start

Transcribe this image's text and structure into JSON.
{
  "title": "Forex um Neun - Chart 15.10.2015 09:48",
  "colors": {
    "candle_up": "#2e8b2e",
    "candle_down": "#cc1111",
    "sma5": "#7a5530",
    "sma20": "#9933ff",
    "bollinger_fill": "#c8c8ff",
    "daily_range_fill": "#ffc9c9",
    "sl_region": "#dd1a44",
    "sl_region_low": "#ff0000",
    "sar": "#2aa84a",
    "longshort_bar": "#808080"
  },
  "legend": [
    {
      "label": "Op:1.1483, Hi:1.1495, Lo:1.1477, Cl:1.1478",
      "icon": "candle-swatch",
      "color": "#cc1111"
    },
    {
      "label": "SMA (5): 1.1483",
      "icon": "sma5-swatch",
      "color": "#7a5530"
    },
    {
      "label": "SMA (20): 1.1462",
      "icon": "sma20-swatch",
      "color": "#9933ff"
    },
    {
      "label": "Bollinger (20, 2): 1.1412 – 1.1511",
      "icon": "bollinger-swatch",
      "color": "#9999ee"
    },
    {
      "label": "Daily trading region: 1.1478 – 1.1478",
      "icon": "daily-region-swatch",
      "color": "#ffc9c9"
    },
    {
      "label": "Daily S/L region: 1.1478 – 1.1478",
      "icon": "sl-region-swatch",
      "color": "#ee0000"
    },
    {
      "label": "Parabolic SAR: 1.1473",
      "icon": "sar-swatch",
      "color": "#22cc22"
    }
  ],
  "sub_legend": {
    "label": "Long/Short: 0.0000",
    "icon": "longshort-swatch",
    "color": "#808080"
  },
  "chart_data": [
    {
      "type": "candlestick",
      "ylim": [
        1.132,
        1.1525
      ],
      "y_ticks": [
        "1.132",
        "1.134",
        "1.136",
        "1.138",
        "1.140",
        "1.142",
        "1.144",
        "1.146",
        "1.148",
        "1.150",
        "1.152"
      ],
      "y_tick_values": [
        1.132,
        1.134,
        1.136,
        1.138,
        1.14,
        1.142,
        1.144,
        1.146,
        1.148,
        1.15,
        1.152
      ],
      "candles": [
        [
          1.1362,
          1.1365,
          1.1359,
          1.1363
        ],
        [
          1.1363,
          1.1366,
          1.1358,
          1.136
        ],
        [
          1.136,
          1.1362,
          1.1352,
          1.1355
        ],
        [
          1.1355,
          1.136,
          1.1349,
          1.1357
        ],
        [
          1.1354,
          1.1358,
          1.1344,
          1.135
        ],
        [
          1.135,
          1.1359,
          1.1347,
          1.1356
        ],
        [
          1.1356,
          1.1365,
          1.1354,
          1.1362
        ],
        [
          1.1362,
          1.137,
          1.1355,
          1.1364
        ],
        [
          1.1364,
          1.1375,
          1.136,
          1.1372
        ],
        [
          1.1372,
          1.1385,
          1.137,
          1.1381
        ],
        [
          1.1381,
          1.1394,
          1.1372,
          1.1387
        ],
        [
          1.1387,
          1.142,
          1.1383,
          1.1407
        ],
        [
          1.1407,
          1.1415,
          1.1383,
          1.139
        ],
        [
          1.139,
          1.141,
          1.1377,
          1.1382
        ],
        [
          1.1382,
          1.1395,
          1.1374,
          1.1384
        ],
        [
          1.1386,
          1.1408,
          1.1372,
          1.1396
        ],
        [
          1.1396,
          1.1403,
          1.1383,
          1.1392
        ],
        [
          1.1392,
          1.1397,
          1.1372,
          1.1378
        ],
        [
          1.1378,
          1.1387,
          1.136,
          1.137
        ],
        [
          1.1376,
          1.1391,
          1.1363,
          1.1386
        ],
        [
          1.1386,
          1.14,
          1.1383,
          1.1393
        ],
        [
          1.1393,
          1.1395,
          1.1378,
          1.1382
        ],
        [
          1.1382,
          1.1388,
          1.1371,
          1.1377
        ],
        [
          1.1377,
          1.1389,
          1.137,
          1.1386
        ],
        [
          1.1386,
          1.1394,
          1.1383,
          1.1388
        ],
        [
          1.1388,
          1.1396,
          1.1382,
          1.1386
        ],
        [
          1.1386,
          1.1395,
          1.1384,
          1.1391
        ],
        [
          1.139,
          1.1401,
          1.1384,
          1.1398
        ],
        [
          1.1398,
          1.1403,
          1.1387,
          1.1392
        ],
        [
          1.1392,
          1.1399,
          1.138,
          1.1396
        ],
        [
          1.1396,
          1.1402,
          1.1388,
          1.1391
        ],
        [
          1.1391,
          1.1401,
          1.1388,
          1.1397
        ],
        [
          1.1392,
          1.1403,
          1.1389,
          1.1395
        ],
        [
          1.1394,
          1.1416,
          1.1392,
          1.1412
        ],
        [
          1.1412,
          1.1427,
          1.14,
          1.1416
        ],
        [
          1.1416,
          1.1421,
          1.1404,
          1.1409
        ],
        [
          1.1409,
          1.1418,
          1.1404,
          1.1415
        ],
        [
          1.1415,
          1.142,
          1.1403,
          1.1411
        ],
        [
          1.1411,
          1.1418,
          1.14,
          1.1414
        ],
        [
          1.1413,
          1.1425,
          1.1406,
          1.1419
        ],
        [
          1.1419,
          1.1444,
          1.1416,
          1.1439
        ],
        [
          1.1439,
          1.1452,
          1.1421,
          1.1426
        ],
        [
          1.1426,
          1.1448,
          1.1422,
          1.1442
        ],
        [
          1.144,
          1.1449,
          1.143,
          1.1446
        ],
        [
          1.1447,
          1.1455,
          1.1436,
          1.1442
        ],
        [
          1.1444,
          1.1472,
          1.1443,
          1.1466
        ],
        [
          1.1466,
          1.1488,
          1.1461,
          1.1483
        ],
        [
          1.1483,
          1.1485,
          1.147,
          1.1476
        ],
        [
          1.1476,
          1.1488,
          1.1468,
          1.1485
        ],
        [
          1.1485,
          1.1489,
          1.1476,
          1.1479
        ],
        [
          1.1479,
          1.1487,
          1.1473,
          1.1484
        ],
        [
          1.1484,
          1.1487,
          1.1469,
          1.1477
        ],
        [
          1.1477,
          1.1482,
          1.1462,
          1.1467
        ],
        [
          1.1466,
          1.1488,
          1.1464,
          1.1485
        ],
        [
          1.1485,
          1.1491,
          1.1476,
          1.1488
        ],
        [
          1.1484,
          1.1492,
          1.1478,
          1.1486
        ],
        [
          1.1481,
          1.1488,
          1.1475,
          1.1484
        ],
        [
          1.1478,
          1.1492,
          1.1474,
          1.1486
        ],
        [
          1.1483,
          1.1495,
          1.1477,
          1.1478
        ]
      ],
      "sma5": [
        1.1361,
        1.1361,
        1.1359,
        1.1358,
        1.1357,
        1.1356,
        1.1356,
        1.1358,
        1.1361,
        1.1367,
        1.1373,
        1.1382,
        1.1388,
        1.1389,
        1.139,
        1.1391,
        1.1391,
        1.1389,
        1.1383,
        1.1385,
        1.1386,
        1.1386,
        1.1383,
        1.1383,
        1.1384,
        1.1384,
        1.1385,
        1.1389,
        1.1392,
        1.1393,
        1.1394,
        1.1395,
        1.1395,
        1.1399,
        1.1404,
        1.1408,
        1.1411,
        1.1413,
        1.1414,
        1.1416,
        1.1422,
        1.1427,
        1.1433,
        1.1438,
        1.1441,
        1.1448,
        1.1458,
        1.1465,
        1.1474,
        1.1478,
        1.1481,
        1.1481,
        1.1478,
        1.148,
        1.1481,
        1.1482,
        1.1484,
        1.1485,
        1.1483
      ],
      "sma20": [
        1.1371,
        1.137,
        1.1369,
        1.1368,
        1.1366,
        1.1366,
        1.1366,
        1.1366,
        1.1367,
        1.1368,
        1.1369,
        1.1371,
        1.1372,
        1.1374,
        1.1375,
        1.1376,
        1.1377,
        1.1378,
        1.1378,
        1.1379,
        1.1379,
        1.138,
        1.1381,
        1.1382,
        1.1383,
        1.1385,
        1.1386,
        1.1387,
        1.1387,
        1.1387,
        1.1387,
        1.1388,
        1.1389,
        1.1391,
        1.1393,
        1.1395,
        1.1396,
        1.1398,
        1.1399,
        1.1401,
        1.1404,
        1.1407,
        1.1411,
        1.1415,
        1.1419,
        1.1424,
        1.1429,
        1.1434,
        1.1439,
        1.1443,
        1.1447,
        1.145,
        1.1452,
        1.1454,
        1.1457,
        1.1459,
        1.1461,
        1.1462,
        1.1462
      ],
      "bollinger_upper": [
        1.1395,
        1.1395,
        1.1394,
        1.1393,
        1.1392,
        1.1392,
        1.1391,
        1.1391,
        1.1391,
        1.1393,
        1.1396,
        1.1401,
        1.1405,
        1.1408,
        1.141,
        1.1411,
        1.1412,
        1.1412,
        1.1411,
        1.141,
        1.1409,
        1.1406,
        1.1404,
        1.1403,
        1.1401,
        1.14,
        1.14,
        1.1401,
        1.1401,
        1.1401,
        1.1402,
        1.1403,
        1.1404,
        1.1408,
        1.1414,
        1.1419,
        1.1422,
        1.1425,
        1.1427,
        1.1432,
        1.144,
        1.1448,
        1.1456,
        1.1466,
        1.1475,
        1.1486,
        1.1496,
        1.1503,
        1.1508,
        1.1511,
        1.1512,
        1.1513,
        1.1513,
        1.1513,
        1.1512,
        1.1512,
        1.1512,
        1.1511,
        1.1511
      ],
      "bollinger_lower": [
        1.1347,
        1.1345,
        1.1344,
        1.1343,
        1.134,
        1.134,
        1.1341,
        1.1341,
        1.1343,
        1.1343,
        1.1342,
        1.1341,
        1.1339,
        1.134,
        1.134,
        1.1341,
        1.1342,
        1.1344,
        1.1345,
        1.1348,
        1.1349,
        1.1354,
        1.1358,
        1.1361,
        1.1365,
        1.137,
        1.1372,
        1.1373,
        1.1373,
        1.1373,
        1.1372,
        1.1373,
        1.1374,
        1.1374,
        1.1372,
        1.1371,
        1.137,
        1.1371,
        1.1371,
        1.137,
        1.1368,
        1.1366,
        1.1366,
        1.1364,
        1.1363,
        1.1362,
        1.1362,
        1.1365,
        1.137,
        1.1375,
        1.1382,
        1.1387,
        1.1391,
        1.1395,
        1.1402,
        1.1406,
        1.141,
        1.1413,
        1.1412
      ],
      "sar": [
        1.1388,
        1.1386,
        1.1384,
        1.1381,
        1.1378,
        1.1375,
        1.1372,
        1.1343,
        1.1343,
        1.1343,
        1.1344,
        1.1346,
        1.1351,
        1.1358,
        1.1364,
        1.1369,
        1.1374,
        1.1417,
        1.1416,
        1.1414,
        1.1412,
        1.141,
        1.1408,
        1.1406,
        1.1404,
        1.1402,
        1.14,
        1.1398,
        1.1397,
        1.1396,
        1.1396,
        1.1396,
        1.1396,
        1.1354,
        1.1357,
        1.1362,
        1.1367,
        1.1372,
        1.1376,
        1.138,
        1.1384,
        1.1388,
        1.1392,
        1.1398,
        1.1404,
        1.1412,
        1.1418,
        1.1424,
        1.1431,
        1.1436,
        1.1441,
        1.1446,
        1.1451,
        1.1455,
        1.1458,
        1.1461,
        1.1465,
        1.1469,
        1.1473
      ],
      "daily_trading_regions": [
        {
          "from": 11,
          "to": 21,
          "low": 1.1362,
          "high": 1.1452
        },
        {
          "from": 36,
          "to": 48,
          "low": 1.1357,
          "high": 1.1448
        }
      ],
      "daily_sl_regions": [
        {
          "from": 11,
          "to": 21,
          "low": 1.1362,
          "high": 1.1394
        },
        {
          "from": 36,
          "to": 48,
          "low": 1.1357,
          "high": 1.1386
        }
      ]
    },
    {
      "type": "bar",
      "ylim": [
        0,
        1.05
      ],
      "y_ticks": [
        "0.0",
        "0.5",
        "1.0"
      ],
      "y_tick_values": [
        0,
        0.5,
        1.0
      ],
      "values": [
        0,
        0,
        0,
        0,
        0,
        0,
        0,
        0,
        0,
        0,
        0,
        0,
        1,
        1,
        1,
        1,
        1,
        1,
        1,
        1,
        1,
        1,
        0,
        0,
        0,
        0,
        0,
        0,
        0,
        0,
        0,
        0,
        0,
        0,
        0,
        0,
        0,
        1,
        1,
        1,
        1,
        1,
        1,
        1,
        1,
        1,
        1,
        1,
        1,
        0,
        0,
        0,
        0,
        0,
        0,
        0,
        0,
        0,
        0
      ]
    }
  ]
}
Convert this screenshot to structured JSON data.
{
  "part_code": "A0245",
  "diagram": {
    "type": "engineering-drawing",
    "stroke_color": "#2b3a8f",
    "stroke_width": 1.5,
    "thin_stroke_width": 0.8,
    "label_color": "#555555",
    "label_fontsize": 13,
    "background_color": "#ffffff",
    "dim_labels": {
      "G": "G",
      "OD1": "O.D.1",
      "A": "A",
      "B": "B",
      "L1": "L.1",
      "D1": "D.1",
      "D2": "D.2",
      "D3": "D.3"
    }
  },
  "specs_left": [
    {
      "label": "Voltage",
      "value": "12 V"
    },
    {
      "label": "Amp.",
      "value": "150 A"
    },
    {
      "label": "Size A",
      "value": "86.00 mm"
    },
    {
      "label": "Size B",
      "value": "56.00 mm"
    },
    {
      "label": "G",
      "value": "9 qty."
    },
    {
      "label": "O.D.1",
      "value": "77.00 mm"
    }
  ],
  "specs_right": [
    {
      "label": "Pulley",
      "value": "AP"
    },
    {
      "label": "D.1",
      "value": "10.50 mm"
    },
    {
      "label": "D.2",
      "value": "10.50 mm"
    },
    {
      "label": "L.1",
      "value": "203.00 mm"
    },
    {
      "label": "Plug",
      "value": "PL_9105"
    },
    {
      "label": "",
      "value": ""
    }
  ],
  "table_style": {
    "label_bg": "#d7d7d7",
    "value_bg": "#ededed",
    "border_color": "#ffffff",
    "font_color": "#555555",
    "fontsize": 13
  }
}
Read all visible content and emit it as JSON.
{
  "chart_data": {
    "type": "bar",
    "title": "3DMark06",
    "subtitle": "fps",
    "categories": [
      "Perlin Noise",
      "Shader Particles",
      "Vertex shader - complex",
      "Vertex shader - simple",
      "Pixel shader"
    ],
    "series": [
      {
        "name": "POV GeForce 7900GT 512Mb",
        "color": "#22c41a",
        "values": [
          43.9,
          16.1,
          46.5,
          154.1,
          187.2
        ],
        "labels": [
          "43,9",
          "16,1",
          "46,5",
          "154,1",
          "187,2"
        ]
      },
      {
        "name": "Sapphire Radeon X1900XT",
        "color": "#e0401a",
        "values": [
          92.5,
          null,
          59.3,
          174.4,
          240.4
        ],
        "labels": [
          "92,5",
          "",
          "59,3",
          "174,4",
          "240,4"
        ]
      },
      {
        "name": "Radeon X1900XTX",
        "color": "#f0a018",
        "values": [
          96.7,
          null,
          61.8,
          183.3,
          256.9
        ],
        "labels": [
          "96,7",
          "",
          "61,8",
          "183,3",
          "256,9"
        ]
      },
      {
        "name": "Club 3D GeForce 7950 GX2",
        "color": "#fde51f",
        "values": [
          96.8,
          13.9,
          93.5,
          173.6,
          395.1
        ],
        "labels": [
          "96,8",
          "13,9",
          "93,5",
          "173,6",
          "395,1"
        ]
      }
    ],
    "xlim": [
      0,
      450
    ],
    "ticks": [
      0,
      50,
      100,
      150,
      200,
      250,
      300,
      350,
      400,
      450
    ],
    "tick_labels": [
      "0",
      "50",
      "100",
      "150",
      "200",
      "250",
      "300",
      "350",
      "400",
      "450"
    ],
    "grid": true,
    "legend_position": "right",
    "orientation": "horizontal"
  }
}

end

Given task - Which lines of the data above contain "icon"? Copy each one.

Solved problem -
      "icon": "candle-swatch",
      "icon": "sma5-swatch",
      "icon": "sma20-swatch",
      "icon": "bollinger-swatch",
      "icon": "daily-region-swatch",
      "icon": "sl-region-swatch",
      "icon": "sar-swatch",
    "icon": "longshort-swatch",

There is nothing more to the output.